> [TASK TO CARRY OUT]:
Quote precisely the final stretch of the listing: start at the line containing "What does this" and stop after the last line.

-- start of DATA LINES --

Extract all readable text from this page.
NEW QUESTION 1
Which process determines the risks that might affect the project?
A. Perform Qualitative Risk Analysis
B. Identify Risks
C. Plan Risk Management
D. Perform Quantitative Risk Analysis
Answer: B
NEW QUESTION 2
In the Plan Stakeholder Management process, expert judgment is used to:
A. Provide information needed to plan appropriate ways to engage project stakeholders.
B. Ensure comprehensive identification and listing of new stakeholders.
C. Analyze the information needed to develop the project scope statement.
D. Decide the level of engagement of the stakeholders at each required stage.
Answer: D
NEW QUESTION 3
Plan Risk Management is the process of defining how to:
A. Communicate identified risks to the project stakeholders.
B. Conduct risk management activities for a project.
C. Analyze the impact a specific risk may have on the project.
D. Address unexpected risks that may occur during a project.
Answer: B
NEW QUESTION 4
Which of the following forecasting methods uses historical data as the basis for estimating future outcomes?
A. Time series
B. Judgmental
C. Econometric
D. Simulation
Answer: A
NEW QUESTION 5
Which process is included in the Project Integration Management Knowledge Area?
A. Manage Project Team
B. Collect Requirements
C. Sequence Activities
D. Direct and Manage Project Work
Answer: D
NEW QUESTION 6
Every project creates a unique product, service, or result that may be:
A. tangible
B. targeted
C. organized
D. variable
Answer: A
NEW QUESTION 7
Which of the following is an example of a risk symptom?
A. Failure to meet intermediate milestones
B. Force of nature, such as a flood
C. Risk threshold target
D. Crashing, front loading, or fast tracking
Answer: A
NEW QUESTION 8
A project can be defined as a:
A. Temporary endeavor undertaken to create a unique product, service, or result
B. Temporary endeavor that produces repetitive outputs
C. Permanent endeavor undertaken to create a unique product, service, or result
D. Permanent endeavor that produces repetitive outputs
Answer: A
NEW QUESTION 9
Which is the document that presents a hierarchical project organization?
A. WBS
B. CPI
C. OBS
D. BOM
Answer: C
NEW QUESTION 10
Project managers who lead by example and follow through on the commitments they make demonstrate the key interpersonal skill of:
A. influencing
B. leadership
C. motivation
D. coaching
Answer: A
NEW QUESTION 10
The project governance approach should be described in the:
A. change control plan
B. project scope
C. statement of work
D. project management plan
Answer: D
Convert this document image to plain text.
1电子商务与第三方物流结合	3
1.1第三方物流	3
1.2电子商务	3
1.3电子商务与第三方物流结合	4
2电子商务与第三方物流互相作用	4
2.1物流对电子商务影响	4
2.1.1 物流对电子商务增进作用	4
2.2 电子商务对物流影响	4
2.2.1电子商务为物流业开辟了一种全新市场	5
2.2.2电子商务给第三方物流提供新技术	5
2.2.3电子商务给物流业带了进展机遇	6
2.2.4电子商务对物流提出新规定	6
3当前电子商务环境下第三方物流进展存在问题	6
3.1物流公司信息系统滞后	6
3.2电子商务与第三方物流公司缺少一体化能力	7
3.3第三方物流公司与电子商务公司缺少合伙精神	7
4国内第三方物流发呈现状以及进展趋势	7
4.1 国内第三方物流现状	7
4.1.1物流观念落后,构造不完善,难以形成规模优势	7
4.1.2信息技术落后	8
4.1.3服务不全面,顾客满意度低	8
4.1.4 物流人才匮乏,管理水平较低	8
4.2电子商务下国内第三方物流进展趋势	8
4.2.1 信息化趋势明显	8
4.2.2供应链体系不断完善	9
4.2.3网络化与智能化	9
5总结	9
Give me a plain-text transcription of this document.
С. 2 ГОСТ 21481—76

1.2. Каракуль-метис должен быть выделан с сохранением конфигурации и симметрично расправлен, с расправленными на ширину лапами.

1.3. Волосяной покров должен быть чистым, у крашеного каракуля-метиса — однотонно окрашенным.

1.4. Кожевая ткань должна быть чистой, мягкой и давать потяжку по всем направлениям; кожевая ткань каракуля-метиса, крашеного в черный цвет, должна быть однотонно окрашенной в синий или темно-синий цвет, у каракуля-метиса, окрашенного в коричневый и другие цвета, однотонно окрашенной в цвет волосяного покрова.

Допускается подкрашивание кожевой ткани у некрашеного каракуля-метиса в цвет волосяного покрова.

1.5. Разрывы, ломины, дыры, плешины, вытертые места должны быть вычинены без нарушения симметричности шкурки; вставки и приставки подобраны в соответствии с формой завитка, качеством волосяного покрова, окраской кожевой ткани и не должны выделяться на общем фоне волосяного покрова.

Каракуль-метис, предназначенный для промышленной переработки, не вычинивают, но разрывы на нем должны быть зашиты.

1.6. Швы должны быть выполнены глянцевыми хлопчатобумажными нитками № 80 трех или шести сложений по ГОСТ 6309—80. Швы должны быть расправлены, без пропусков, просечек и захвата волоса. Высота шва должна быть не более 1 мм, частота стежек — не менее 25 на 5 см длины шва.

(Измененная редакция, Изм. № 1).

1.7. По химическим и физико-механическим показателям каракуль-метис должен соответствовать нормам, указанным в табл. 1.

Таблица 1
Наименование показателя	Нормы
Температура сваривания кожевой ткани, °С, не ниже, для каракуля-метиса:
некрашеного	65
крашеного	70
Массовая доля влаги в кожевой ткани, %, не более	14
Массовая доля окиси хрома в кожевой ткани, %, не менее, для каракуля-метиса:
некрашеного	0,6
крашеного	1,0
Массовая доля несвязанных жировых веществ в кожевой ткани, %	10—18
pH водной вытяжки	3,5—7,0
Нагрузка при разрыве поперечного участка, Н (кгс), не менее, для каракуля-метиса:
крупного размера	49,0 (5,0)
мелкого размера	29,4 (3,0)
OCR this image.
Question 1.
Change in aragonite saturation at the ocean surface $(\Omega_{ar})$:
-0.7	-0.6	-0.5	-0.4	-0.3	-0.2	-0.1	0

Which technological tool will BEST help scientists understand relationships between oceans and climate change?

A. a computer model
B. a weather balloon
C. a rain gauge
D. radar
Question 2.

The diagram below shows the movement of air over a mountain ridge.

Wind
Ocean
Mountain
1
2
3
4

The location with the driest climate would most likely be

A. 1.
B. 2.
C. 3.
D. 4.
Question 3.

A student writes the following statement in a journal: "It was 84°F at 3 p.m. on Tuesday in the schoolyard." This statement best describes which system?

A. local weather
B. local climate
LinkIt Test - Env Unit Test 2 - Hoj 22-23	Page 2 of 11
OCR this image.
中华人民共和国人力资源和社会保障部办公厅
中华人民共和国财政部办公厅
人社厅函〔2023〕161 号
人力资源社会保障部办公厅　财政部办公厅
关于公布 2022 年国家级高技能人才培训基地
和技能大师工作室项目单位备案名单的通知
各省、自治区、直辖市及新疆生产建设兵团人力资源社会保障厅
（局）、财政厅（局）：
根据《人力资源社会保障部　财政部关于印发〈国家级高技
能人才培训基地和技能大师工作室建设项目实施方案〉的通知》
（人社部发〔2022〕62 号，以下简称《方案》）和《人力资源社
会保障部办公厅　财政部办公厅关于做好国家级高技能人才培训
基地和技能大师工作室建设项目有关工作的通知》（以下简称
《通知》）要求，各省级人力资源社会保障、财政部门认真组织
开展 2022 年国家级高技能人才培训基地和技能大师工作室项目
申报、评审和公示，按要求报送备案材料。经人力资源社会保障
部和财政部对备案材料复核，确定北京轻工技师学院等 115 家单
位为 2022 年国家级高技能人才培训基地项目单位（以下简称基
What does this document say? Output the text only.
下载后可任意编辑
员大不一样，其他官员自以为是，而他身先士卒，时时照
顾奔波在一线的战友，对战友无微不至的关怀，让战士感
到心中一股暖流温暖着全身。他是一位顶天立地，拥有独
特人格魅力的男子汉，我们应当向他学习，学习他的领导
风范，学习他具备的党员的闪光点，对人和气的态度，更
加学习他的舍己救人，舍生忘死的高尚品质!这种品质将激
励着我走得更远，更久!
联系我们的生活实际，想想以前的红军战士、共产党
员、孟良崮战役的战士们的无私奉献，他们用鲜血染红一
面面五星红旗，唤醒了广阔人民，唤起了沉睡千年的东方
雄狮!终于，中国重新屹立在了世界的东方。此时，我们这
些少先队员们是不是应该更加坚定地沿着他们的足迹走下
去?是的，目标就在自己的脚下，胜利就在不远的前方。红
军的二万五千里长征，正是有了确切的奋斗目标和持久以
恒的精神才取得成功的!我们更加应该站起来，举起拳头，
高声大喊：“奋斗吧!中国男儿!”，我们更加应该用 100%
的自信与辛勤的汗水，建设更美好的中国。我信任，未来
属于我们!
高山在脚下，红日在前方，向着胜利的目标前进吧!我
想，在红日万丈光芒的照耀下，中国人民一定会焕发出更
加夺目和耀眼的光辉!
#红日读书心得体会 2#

-- end of DATA LINES --

> [COMPLETED TASK]:
What does this document say? Output the text only.
下载后可任意编辑
员大不一样，其他官员自以为是，而他身先士卒，时时照
顾奔波在一线的战友，对战友无微不至的关怀，让战士感
到心中一股暖流温暖着全身。他是一位顶天立地，拥有独
特人格魅力的男子汉，我们应当向他学习，学习他的领导
风范，学习他具备的党员的闪光点，对人和气的态度，更
加学习他的舍己救人，舍生忘死的高尚品质!这种品质将激
励着我走得更远，更久!
联系我们的生活实际，想想以前的红军战士、共产党
员、孟良崮战役的战士们的无私奉献，他们用鲜血染红一
面面五星红旗，唤醒了广阔人民，唤起了沉睡千年的东方
雄狮!终于，中国重新屹立在了世界的东方。此时，我们这
些少先队员们是不是应该更加坚定地沿着他们的足迹走下
去?是的，目标就在自己的脚下，胜利就在不远的前方。红
军的二万五千里长征，正是有了确切的奋斗目标和持久以
恒的精神才取得成功的!我们更加应该站起来，举起拳头，
高声大喊：“奋斗吧!中国男儿!”，我们更加应该用 100%
的自信与辛勤的汗水，建设更美好的中国。我信任，未来
属于我们!
高山在脚下，红日在前方，向着胜利的目标前进吧!我
想，在红日万丈光芒的照耀下，中国人民一定会焕发出更
加夺目和耀眼的光辉!
#红日读书心得体会 2#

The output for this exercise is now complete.